-- Start --

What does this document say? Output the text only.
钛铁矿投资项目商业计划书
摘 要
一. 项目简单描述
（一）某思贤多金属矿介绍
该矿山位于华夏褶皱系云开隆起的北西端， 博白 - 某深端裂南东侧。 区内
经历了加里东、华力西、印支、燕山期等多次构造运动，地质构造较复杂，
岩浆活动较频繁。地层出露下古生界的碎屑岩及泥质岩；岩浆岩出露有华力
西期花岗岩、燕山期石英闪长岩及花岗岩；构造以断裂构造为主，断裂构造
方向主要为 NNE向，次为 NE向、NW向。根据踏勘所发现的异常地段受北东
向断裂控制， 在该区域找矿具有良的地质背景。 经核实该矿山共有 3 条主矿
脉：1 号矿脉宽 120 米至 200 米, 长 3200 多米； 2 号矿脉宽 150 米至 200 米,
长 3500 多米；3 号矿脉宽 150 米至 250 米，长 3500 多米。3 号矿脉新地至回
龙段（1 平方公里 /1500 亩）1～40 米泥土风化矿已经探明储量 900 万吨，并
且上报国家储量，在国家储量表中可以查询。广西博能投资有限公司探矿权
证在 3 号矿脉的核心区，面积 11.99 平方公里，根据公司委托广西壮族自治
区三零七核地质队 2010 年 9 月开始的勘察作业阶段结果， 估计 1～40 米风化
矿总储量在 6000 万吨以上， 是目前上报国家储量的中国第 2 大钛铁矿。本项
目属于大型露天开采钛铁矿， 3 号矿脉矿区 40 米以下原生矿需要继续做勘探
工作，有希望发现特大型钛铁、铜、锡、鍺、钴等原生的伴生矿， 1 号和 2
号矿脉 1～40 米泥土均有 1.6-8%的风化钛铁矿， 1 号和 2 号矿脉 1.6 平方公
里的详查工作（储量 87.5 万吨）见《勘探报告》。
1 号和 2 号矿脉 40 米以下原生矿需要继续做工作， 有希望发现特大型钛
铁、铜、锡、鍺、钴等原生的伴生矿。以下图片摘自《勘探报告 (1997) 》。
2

-- End --

▶ _Task brief_:
Write out every record, exactly as written.

▶ _Task output_:
What does this document say? Output the text only.
钛铁矿投资项目商业计划书
摘 要
一. 项目简单描述
（一）某思贤多金属矿介绍
该矿山位于华夏褶皱系云开隆起的北西端， 博白 - 某深端裂南东侧。 区内
经历了加里东、华力西、印支、燕山期等多次构造运动，地质构造较复杂，
岩浆活动较频繁。地层出露下古生界的碎屑岩及泥质岩；岩浆岩出露有华力
西期花岗岩、燕山期石英闪长岩及花岗岩；构造以断裂构造为主，断裂构造
方向主要为 NNE向，次为 NE向、NW向。根据踏勘所发现的异常地段受北东
向断裂控制， 在该区域找矿具有良的地质背景。 经核实该矿山共有 3 条主矿
脉：1 号矿脉宽 120 米至 200 米, 长 3200 多米； 2 号矿脉宽 150 米至 200 米,
长 3500 多米；3 号矿脉宽 150 米至 250 米，长 3500 多米。3 号矿脉新地至回
龙段（1 平方公里 /1500 亩）1～40 米泥土风化矿已经探明储量 900 万吨，并
且上报国家储量，在国家储量表中可以查询。广西博能投资有限公司探矿权
证在 3 号矿脉的核心区，面积 11.99 平方公里，根据公司委托广西壮族自治
区三零七核地质队 2010 年 9 月开始的勘察作业阶段结果， 估计 1～40 米风化
矿总储量在 6000 万吨以上， 是目前上报国家储量的中国第 2 大钛铁矿。本项
目属于大型露天开采钛铁矿， 3 号矿脉矿区 40 米以下原生矿需要继续做勘探
工作，有希望发现特大型钛铁、铜、锡、鍺、钴等原生的伴生矿， 1 号和 2
号矿脉 1～40 米泥土均有 1.6-8%的风化钛铁矿， 1 号和 2 号矿脉 1.6 平方公
里的详查工作（储量 87.5 万吨）见《勘探报告》。
1 号和 2 号矿脉 40 米以下原生矿需要继续做工作， 有希望发现特大型钛
铁、铜、锡、鍺、钴等原生的伴生矿。以下图片摘自《勘探报告 (1997) 》。
2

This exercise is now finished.